* [EXERCISE DESCRIPTION]:
Scan the data for lines with "stencil" and report the count by itself.

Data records
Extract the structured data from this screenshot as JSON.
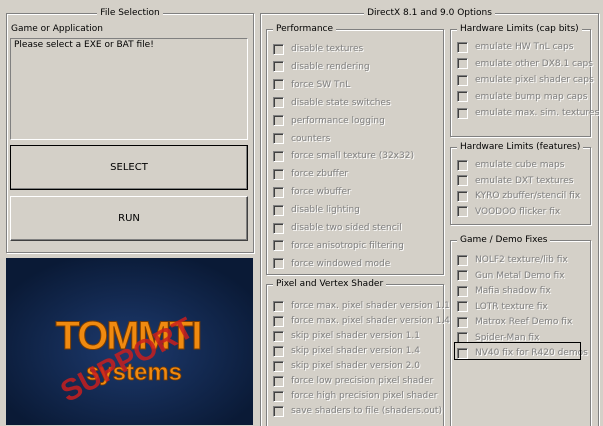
{
  "file_selection": {
    "title": "File Selection",
    "field_label": "Game or Application",
    "field_value": "Please select a EXE or BAT file!",
    "select_button": "SELECT",
    "run_button": "RUN"
  },
  "directx": {
    "title": "DirectX 8.1 and 9.0 Options"
  },
  "performance": {
    "title": "Performance",
    "items": [
      "disable textures",
      "disable rendering",
      "force SW TnL",
      "disable state switches",
      "performance logging",
      "counters",
      "force small texture (32x32)",
      "force zbuffer",
      "force wbuffer",
      "disable lighting",
      "disable two sided stencil",
      "force anisotropic filtering",
      "force windowed mode"
    ]
  },
  "pixel_vertex": {
    "title": "Pixel and Vertex Shader",
    "items": [
      "force max. pixel shader version 1.1",
      "force max. pixel shader version 1.4",
      "skip pixel shader version 1.1",
      "skip pixel shader version 1.4",
      "skip pixel shader version 2.0",
      "force low precision pixel shader",
      "force high precision pixel shader",
      "save shaders to file (shaders.out)"
    ]
  },
  "hw_caps": {
    "title": "Hardware Limits (cap bits)",
    "items": [
      "emulate HW TnL caps",
      "emulate other DX8.1 caps",
      "emulate pixel shader caps",
      "emulate bump map caps",
      "emulate max. sim. textures"
    ]
  },
  "hw_features": {
    "title": "Hardware Limits (features)",
    "items": [
      "emulate cube maps",
      "emulate DXT textures",
      "KYRO zbuffer/stencil fix",
      "VOODOO flicker fix"
    ]
  },
  "game_fixes": {
    "title": "Game / Demo Fixes",
    "items": [
      "NOLF2 texture/lib fix",
      "Gun Metal Demo fix",
      "Mafia shadow fix",
      "LOTR texture fix",
      "Matrox Reef Demo fix",
      "Spider-Man fix",
      "NV40 fix for R420 demos"
    ]
  },
  "logo": {
    "brand": "TOMMTI",
    "sub": "systems",
    "stamp": "SUPPORT",
    "colors": {
      "bg": "#0c1e3e",
      "brand": "#f08a10",
      "stamp": "#c81e1e"
    }
  }
}
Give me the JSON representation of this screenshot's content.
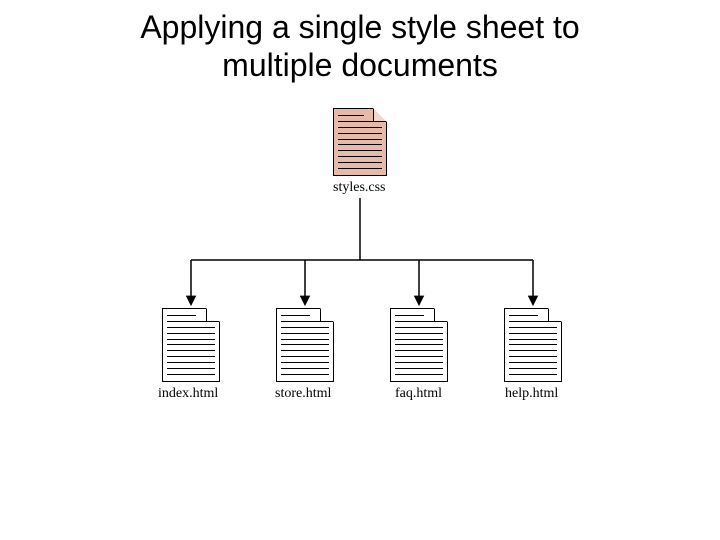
{
  "title_line1": "Applying a single style sheet to",
  "title_line2": "multiple documents",
  "css_file": "styles.css",
  "html_files": [
    "index.html",
    "store.html",
    "faq.html",
    "help.html"
  ]
}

* [FULL SOLUTION]:
2